-- begin --

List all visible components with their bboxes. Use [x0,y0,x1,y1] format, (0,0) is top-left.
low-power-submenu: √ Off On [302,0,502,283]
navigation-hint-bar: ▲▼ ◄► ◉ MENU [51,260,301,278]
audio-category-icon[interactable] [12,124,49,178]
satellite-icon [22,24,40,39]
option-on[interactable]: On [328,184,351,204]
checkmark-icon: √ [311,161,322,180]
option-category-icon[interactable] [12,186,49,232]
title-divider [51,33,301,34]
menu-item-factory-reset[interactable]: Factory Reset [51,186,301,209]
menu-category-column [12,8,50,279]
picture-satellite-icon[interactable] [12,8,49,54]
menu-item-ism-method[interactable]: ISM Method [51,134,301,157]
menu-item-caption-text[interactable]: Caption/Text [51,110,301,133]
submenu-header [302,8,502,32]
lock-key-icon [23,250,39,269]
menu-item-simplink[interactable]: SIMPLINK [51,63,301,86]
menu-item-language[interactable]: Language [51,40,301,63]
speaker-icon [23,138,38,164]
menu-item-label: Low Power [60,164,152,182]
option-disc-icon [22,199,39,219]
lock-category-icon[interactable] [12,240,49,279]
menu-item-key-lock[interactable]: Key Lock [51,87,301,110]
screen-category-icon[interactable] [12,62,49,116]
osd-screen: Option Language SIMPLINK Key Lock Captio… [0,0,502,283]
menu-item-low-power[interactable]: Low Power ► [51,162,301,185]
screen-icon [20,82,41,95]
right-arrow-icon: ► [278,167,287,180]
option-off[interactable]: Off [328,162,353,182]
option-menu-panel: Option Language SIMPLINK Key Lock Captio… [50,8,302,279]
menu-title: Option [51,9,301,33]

-- end --

_Short problem:_ Format the lines above as a Markdown table with two columns, Row and Line, giving each line its row number and leaving out blank lines.

_Finished answer:_
| Row | Line |
|---|---|
| 1 | List all visible components with their bboxes. Use [x0,y0,x1,y1] format, (0,0) is top-left. |
| 2 | low-power-submenu: √ Off On [302,0,502,283] |
| 3 | navigation-hint-bar: ▲▼ ◄► ◉ MENU [51,260,301,278] |
| 4 | audio-category-icon[interactable] [12,124,49,178] |
| 5 | satellite-icon [22,24,40,39] |
| 6 | option-on[interactable]: On [328,184,351,204] |
| 7 | checkmark-icon: √ [311,161,322,180] |
| 8 | option-category-icon[interactable] [12,186,49,232] |
| 9 | title-divider [51,33,301,34] |
| 10 | menu-item-factory-reset[interactable]: Factory Reset [51,186,301,209] |
| 11 | menu-category-column [12,8,50,279] |
| 12 | picture-satellite-icon[interactable] [12,8,49,54] |
| 13 | menu-item-ism-method[interactable]: ISM Method [51,134,301,157] |
| 14 | menu-item-caption-text[interactable]: Caption/Text [51,110,301,133] |
| 15 | submenu-header [302,8,502,32] |
| 16 | lock-key-icon [23,250,39,269] |
| 17 | menu-item-simplink[interactable]: SIMPLINK [51,63,301,86] |
| 18 | menu-item-language[interactable]: Language [51,40,301,63] |
| 19 | speaker-icon [23,138,38,164] |
| 20 | menu-item-label: Low Power [60,164,152,182] |
| 21 | option-disc-icon [22,199,39,219] |
| 22 | lock-category-icon[interactable] [12,240,49,279] |
| 23 | menu-item-key-lock[interactable]: Key Lock [51,87,301,110] |
| 24 | screen-category-icon[interactable] [12,62,49,116] |
| 25 | osd-screen: Option Language SIMPLINK Key Lock Captio… [0,0,502,283] |
| 26 | menu-item-low-power[interactable]: Low Power ► [51,162,301,185] |
| 27 | screen-icon [20,82,41,95] |
| 28 | right-arrow-icon: ► [278,167,287,180] |
| 29 | option-off[interactable]: Off [328,162,353,182] |
| 30 | option-menu-panel: Option Language SIMPLINK Key Lock Captio… [50,8,302,279] |
| 31 | menu-title: Option [51,9,301,33] |